─── Rows

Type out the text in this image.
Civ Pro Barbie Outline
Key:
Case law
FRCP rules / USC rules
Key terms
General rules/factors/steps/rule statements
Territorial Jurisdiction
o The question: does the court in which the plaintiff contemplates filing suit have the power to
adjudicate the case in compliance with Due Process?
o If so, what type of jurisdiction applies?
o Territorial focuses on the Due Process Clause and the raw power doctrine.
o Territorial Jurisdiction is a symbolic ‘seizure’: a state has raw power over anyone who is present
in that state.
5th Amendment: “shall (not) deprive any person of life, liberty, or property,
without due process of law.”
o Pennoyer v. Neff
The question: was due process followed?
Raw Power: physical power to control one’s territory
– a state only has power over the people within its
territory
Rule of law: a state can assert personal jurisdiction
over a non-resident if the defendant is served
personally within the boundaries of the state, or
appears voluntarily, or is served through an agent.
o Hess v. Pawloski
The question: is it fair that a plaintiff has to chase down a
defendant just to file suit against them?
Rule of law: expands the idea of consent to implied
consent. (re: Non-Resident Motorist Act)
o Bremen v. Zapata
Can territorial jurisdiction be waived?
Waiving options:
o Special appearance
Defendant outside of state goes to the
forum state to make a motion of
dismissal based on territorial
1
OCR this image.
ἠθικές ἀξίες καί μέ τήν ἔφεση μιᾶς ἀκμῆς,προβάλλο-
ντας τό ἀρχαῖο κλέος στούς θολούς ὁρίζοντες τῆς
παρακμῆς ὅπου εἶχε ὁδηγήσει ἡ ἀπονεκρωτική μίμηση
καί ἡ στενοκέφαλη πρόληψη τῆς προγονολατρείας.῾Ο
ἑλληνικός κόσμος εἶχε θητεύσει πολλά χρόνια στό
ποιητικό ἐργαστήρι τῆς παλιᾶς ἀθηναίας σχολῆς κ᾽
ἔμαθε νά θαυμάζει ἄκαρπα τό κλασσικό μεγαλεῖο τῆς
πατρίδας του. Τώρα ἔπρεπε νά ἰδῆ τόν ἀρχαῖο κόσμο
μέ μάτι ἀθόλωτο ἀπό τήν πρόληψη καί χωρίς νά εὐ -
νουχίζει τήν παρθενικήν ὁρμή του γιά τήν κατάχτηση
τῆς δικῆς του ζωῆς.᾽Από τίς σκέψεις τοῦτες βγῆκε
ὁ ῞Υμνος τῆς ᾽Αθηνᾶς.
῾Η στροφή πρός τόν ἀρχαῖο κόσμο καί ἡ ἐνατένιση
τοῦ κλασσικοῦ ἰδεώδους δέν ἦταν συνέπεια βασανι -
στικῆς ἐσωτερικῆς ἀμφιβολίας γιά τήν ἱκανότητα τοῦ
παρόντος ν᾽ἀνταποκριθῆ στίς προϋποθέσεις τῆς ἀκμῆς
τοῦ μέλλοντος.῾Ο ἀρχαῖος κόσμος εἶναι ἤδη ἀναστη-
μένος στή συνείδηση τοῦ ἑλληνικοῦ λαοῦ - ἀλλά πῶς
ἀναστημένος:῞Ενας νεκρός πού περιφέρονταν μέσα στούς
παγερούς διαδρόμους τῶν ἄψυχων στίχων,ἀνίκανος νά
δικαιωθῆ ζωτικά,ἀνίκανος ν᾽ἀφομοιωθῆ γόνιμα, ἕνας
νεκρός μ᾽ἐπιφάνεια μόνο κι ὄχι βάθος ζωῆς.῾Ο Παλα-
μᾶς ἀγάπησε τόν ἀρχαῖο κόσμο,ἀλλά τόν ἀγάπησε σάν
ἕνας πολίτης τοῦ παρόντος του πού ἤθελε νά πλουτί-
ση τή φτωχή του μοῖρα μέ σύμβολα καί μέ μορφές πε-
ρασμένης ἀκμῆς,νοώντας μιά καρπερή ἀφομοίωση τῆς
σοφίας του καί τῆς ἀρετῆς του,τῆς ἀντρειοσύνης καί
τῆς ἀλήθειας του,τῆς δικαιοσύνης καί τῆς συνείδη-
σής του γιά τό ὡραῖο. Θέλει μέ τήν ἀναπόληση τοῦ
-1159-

──────

Exactly reproduce the lines from the one containing "OCR this image." through the end of the records, and only those lines.

OCR this image.
ἠθικές ἀξίες καί μέ τήν ἔφεση μιᾶς ἀκμῆς,προβάλλο-
ντας τό ἀρχαῖο κλέος στούς θολούς ὁρίζοντες τῆς
παρακμῆς ὅπου εἶχε ὁδηγήσει ἡ ἀπονεκρωτική μίμηση
καί ἡ στενοκέφαλη πρόληψη τῆς προγονολατρείας.῾Ο
ἑλληνικός κόσμος εἶχε θητεύσει πολλά χρόνια στό
ποιητικό ἐργαστήρι τῆς παλιᾶς ἀθηναίας σχολῆς κ᾽
ἔμαθε νά θαυμάζει ἄκαρπα τό κλασσικό μεγαλεῖο τῆς
πατρίδας του. Τώρα ἔπρεπε νά ἰδῆ τόν ἀρχαῖο κόσμο
μέ μάτι ἀθόλωτο ἀπό τήν πρόληψη καί χωρίς νά εὐ -
νουχίζει τήν παρθενικήν ὁρμή του γιά τήν κατάχτηση
τῆς δικῆς του ζωῆς.᾽Από τίς σκέψεις τοῦτες βγῆκε
ὁ ῞Υμνος τῆς ᾽Αθηνᾶς.
῾Η στροφή πρός τόν ἀρχαῖο κόσμο καί ἡ ἐνατένιση
τοῦ κλασσικοῦ ἰδεώδους δέν ἦταν συνέπεια βασανι -
στικῆς ἐσωτερικῆς ἀμφιβολίας γιά τήν ἱκανότητα τοῦ
παρόντος ν᾽ἀνταποκριθῆ στίς προϋποθέσεις τῆς ἀκμῆς
τοῦ μέλλοντος.῾Ο ἀρχαῖος κόσμος εἶναι ἤδη ἀναστη-
μένος στή συνείδηση τοῦ ἑλληνικοῦ λαοῦ - ἀλλά πῶς
ἀναστημένος:῞Ενας νεκρός πού περιφέρονταν μέσα στούς
παγερούς διαδρόμους τῶν ἄψυχων στίχων,ἀνίκανος νά
δικαιωθῆ ζωτικά,ἀνίκανος ν᾽ἀφομοιωθῆ γόνιμα, ἕνας
νεκρός μ᾽ἐπιφάνεια μόνο κι ὄχι βάθος ζωῆς.῾Ο Παλα-
μᾶς ἀγάπησε τόν ἀρχαῖο κόσμο,ἀλλά τόν ἀγάπησε σάν
ἕνας πολίτης τοῦ παρόντος του πού ἤθελε νά πλουτί-
ση τή φτωχή του μοῖρα μέ σύμβολα καί μέ μορφές πε-
ρασμένης ἀκμῆς,νοώντας μιά καρπερή ἀφομοίωση τῆς
σοφίας του καί τῆς ἀρετῆς του,τῆς ἀντρειοσύνης καί
τῆς ἀλήθειας του,τῆς δικαιοσύνης καί τῆς συνείδη-
σής του γιά τό ὡραῖο. Θέλει μέ τήν ἀναπόληση τοῦ
-1159-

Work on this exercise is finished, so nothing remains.